● Task statement
Type out the complete listing below word for word, without its pictures.

● Recorded data
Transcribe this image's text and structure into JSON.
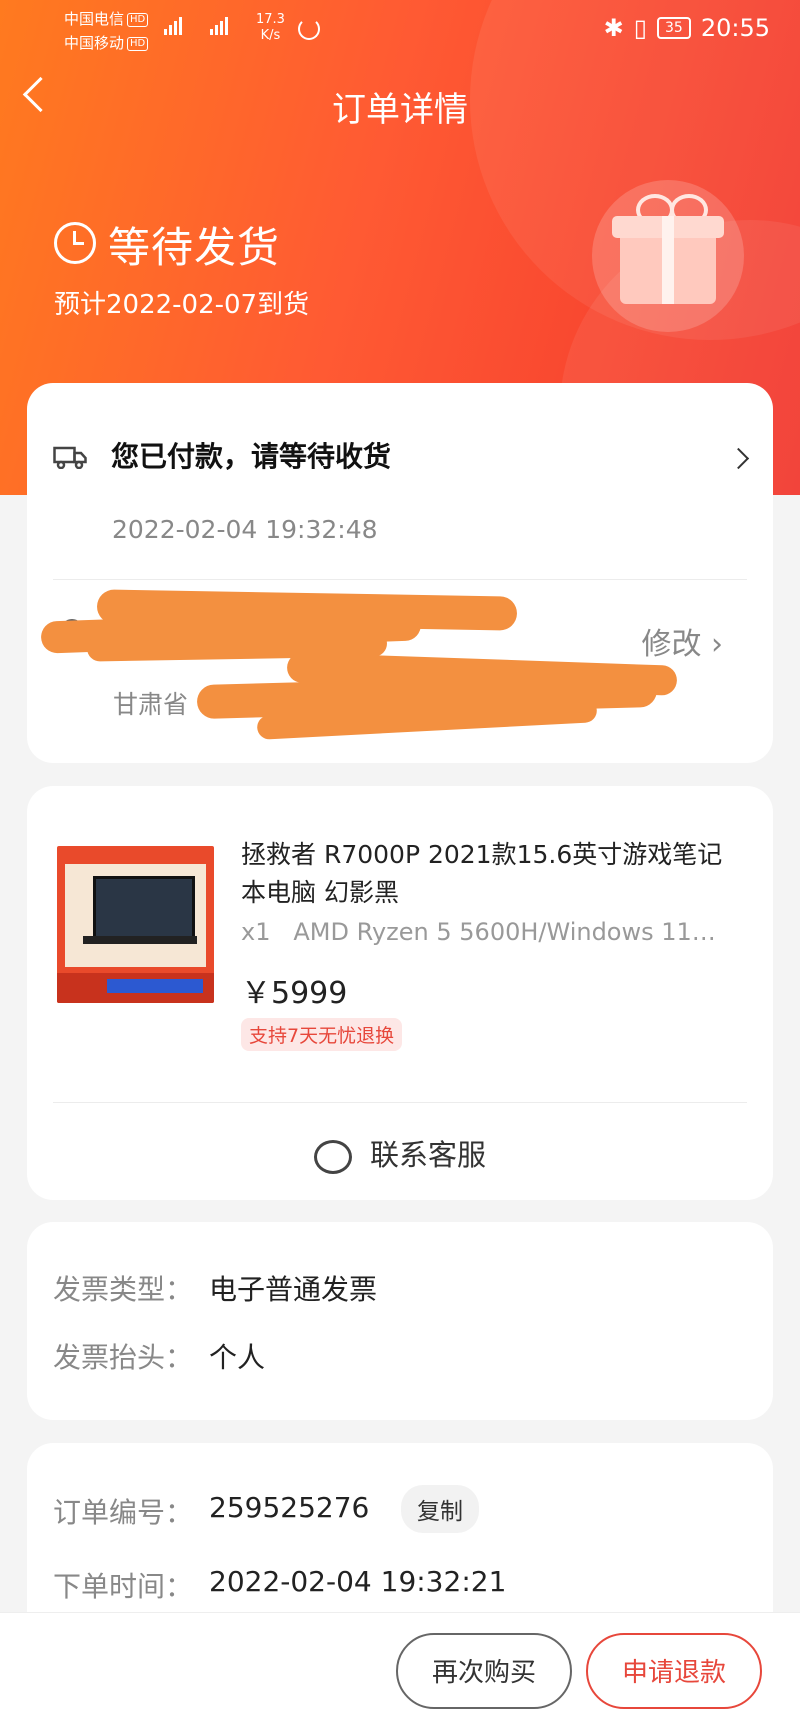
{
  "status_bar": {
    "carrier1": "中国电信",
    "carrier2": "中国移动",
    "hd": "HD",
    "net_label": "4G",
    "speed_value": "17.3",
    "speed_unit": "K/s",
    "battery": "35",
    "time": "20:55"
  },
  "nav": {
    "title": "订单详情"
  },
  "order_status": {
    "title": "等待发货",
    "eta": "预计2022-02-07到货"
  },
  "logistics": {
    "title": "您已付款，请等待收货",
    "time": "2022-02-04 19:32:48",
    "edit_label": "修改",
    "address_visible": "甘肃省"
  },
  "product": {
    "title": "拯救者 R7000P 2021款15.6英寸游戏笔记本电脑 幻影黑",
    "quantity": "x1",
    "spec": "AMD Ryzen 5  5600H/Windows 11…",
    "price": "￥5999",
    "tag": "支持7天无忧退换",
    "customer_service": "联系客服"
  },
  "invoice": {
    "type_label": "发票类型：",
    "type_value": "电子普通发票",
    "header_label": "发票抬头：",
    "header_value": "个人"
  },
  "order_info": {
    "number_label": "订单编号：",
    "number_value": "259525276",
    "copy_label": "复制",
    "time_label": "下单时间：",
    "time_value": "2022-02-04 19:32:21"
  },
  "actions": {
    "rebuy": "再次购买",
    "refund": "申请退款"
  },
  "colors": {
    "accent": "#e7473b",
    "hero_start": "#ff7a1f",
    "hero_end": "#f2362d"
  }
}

● Full solution
Transcribe this image's text and structure into JSON.
{
  "status_bar": {
    "carrier1": "中国电信",
    "carrier2": "中国移动",
    "hd": "HD",
    "net_label": "4G",
    "speed_value": "17.3",
    "speed_unit": "K/s",
    "battery": "35",
    "time": "20:55"
  },
  "nav": {
    "title": "订单详情"
  },
  "order_status": {
    "title": "等待发货",
    "eta": "预计2022-02-07到货"
  },
  "logistics": {
    "title": "您已付款，请等待收货",
    "time": "2022-02-04 19:32:48",
    "edit_label": "修改",
    "address_visible": "甘肃省"
  },
  "product": {
    "title": "拯救者 R7000P 2021款15.6英寸游戏笔记本电脑 幻影黑",
    "quantity": "x1",
    "spec": "AMD Ryzen 5  5600H/Windows 11…",
    "price": "￥5999",
    "tag": "支持7天无忧退换",
    "customer_service": "联系客服"
  },
  "invoice": {
    "type_label": "发票类型：",
    "type_value": "电子普通发票",
    "header_label": "发票抬头：",
    "header_value": "个人"
  },
  "order_info": {
    "number_label": "订单编号：",
    "number_value": "259525276",
    "copy_label": "复制",
    "time_label": "下单时间：",
    "time_value": "2022-02-04 19:32:21"
  },
  "actions": {
    "rebuy": "再次购买",
    "refund": "申请退款"
  },
  "colors": {
    "accent": "#e7473b",
    "hero_start": "#ff7a1f",
    "hero_end": "#f2362d"
  }
}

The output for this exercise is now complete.